Reproduce the entire listing word for word.
══ Record set
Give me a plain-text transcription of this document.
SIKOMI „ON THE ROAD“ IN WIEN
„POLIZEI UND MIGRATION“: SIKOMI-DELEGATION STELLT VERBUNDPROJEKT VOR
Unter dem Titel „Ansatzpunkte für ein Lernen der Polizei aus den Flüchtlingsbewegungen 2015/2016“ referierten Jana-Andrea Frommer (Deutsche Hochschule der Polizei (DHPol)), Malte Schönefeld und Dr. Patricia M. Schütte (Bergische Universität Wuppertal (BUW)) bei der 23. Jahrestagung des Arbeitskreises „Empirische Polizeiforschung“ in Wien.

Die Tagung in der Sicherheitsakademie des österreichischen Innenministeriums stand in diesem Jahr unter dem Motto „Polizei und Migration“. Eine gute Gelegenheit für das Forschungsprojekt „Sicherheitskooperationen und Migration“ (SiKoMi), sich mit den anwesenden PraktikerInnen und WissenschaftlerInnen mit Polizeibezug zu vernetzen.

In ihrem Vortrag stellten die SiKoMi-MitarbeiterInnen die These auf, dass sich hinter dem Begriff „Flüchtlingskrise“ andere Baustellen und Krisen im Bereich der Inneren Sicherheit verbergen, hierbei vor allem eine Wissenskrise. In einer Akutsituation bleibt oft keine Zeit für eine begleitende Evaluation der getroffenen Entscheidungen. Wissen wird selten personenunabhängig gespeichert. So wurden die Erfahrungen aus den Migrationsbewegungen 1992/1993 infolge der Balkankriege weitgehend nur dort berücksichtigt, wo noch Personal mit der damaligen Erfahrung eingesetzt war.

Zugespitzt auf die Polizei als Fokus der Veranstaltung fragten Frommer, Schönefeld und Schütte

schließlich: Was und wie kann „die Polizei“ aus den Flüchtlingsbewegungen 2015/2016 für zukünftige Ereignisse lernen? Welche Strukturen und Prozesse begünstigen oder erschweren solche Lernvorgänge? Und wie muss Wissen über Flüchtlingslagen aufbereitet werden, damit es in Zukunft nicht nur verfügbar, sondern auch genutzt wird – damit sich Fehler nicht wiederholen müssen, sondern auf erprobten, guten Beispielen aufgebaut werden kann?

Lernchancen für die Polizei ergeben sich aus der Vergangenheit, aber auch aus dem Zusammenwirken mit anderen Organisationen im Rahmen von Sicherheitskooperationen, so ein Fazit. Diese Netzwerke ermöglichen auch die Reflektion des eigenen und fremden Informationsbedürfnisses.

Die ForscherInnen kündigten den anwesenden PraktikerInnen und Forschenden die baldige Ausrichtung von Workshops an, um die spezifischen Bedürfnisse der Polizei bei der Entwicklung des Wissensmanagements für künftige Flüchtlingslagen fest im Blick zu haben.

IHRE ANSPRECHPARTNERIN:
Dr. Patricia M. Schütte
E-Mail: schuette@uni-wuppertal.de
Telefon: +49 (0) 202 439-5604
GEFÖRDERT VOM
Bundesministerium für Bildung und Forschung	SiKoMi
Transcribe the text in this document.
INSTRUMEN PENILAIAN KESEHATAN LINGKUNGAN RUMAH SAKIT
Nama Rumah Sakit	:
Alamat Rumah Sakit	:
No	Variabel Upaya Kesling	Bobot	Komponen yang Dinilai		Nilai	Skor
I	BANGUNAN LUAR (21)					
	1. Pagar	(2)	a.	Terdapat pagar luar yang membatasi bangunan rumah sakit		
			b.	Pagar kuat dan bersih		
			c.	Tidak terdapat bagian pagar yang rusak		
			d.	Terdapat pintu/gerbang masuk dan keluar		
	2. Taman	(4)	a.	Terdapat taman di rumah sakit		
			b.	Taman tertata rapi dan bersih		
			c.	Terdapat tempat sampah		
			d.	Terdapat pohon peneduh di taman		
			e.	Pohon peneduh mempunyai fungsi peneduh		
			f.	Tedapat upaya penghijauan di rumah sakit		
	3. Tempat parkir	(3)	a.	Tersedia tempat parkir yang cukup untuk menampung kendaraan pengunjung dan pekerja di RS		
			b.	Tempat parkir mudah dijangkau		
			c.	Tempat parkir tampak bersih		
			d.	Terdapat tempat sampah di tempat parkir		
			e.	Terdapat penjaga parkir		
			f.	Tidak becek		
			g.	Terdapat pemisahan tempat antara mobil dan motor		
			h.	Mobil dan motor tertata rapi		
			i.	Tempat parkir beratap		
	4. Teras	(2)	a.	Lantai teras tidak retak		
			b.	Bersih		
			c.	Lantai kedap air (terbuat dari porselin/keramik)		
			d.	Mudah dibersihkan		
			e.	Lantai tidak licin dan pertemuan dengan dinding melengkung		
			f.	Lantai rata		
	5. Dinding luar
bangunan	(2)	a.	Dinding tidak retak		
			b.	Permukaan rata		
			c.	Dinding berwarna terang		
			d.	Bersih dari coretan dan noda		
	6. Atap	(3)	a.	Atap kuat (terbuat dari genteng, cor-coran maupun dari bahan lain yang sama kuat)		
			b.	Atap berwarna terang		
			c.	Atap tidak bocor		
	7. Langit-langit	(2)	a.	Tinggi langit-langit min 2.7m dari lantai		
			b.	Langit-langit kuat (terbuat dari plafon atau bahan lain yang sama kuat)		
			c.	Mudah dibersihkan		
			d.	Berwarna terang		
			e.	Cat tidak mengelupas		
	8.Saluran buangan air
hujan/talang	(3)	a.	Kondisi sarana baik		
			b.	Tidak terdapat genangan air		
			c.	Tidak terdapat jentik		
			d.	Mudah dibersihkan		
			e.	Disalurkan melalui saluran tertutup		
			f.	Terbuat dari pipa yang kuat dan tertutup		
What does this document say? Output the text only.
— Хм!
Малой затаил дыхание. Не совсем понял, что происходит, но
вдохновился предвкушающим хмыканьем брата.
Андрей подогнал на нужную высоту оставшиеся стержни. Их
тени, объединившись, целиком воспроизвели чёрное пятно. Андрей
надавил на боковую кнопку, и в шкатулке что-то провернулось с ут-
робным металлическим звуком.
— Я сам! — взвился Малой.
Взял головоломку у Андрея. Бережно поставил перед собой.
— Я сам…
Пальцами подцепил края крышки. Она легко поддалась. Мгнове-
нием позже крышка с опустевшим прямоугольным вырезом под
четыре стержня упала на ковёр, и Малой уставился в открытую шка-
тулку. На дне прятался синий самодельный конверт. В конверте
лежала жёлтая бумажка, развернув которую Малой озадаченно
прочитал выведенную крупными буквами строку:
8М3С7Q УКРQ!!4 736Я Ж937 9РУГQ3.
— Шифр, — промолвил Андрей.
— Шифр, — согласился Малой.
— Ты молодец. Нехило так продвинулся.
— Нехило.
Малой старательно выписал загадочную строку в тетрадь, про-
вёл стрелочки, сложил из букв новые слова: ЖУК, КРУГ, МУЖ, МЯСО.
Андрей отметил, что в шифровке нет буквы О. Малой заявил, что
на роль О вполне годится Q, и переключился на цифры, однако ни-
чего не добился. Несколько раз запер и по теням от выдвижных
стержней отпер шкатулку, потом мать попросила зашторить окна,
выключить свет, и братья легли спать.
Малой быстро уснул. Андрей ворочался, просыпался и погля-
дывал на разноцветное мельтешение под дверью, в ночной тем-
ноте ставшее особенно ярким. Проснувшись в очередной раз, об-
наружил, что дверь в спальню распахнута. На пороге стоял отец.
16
════
Solution for this exercise —
Give me a plain-text transcription of this document.
SIKOMI „ON THE ROAD“ IN WIEN
„POLIZEI UND MIGRATION“: SIKOMI-DELEGATION STELLT VERBUNDPROJEKT VOR
Unter dem Titel „Ansatzpunkte für ein Lernen der Polizei aus den Flüchtlingsbewegungen 2015/2016“ referierten Jana-Andrea Frommer (Deutsche Hochschule der Polizei (DHPol)), Malte Schönefeld und Dr. Patricia M. Schütte (Bergische Universität Wuppertal (BUW)) bei der 23. Jahrestagung des Arbeitskreises „Empirische Polizeiforschung“ in Wien.

Die Tagung in der Sicherheitsakademie des österreichischen Innenministeriums stand in diesem Jahr unter dem Motto „Polizei und Migration“. Eine gute Gelegenheit für das Forschungsprojekt „Sicherheitskooperationen und Migration“ (SiKoMi), sich mit den anwesenden PraktikerInnen und WissenschaftlerInnen mit Polizeibezug zu vernetzen.

In ihrem Vortrag stellten die SiKoMi-MitarbeiterInnen die These auf, dass sich hinter dem Begriff „Flüchtlingskrise“ andere Baustellen und Krisen im Bereich der Inneren Sicherheit verbergen, hierbei vor allem eine Wissenskrise. In einer Akutsituation bleibt oft keine Zeit für eine begleitende Evaluation der getroffenen Entscheidungen. Wissen wird selten personenunabhängig gespeichert. So wurden die Erfahrungen aus den Migrationsbewegungen 1992/1993 infolge der Balkankriege weitgehend nur dort berücksichtigt, wo noch Personal mit der damaligen Erfahrung eingesetzt war.

Zugespitzt auf die Polizei als Fokus der Veranstaltung fragten Frommer, Schönefeld und Schütte

schließlich: Was und wie kann „die Polizei“ aus den Flüchtlingsbewegungen 2015/2016 für zukünftige Ereignisse lernen? Welche Strukturen und Prozesse begünstigen oder erschweren solche Lernvorgänge? Und wie muss Wissen über Flüchtlingslagen aufbereitet werden, damit es in Zukunft nicht nur verfügbar, sondern auch genutzt wird – damit sich Fehler nicht wiederholen müssen, sondern auf erprobten, guten Beispielen aufgebaut werden kann?

Lernchancen für die Polizei ergeben sich aus der Vergangenheit, aber auch aus dem Zusammenwirken mit anderen Organisationen im Rahmen von Sicherheitskooperationen, so ein Fazit. Diese Netzwerke ermöglichen auch die Reflektion des eigenen und fremden Informationsbedürfnisses.

Die ForscherInnen kündigten den anwesenden PraktikerInnen und Forschenden die baldige Ausrichtung von Workshops an, um die spezifischen Bedürfnisse der Polizei bei der Entwicklung des Wissensmanagements für künftige Flüchtlingslagen fest im Blick zu haben.

IHRE ANSPRECHPARTNERIN:
Dr. Patricia M. Schütte
E-Mail: schuette@uni-wuppertal.de
Telefon: +49 (0) 202 439-5604
GEFÖRDERT VOM
Bundesministerium für Bildung und Forschung	SiKoMi
Transcribe the text in this document.
INSTRUMEN PENILAIAN KESEHATAN LINGKUNGAN RUMAH SAKIT
Nama Rumah Sakit	:
Alamat Rumah Sakit	:
No	Variabel Upaya Kesling	Bobot	Komponen yang Dinilai		Nilai	Skor
I	BANGUNAN LUAR (21)					
	1. Pagar	(2)	a.	Terdapat pagar luar yang membatasi bangunan rumah sakit		
			b.	Pagar kuat dan bersih		
			c.	Tidak terdapat bagian pagar yang rusak		
			d.	Terdapat pintu/gerbang masuk dan keluar		
	2. Taman	(4)	a.	Terdapat taman di rumah sakit		
			b.	Taman tertata rapi dan bersih		
			c.	Terdapat tempat sampah		
			d.	Terdapat pohon peneduh di taman		
			e.	Pohon peneduh mempunyai fungsi peneduh		
			f.	Tedapat upaya penghijauan di rumah sakit		
	3. Tempat parkir	(3)	a.	Tersedia tempat parkir yang cukup untuk menampung kendaraan pengunjung dan pekerja di RS		
			b.	Tempat parkir mudah dijangkau		
			c.	Tempat parkir tampak bersih		
			d.	Terdapat tempat sampah di tempat parkir		
			e.	Terdapat penjaga parkir		
			f.	Tidak becek		
			g.	Terdapat pemisahan tempat antara mobil dan motor		
			h.	Mobil dan motor tertata rapi		
			i.	Tempat parkir beratap		
	4. Teras	(2)	a.	Lantai teras tidak retak		
			b.	Bersih		
			c.	Lantai kedap air (terbuat dari porselin/keramik)		
			d.	Mudah dibersihkan		
			e.	Lantai tidak licin dan pertemuan dengan dinding melengkung		
			f.	Lantai rata		
	5. Dinding luar
bangunan	(2)	a.	Dinding tidak retak		
			b.	Permukaan rata		
			c.	Dinding berwarna terang		
			d.	Bersih dari coretan dan noda		
	6. Atap	(3)	a.	Atap kuat (terbuat dari genteng, cor-coran maupun dari bahan lain yang sama kuat)		
			b.	Atap berwarna terang		
			c.	Atap tidak bocor		
	7. Langit-langit	(2)	a.	Tinggi langit-langit min 2.7m dari lantai		
			b.	Langit-langit kuat (terbuat dari plafon atau bahan lain yang sama kuat)		
			c.	Mudah dibersihkan		
			d.	Berwarna terang		
			e.	Cat tidak mengelupas		
	8.Saluran buangan air
hujan/talang	(3)	a.	Kondisi sarana baik		
			b.	Tidak terdapat genangan air		
			c.	Tidak terdapat jentik		
			d.	Mudah dibersihkan		
			e.	Disalurkan melalui saluran tertutup		
			f.	Terbuat dari pipa yang kuat dan tertutup		
What does this document say? Output the text only.
— Хм!
Малой затаил дыхание. Не совсем понял, что происходит, но
вдохновился предвкушающим хмыканьем брата.
Андрей подогнал на нужную высоту оставшиеся стержни. Их
тени, объединившись, целиком воспроизвели чёрное пятно. Андрей
надавил на боковую кнопку, и в шкатулке что-то провернулось с ут-
робным металлическим звуком.
— Я сам! — взвился Малой.
Взял головоломку у Андрея. Бережно поставил перед собой.
— Я сам…
Пальцами подцепил края крышки. Она легко поддалась. Мгнове-
нием позже крышка с опустевшим прямоугольным вырезом под
четыре стержня упала на ковёр, и Малой уставился в открытую шка-
тулку. На дне прятался синий самодельный конверт. В конверте
лежала жёлтая бумажка, развернув которую Малой озадаченно
прочитал выведенную крупными буквами строку:
8М3С7Q УКРQ!!4 736Я Ж937 9РУГQ3.
— Шифр, — промолвил Андрей.
— Шифр, — согласился Малой.
— Ты молодец. Нехило так продвинулся.
— Нехило.
Малой старательно выписал загадочную строку в тетрадь, про-
вёл стрелочки, сложил из букв новые слова: ЖУК, КРУГ, МУЖ, МЯСО.
Андрей отметил, что в шифровке нет буквы О. Малой заявил, что
на роль О вполне годится Q, и переключился на цифры, однако ни-
чего не добился. Несколько раз запер и по теням от выдвижных
стержней отпер шкатулку, потом мать попросила зашторить окна,
выключить свет, и братья легли спать.
Малой быстро уснул. Андрей ворочался, просыпался и погля-
дывал на разноцветное мельтешение под дверью, в ночной тем-
ноте ставшее особенно ярким. Проснувшись в очередной раз, об-
наружил, что дверь в спальню распахнута. На пороге стоял отец.
16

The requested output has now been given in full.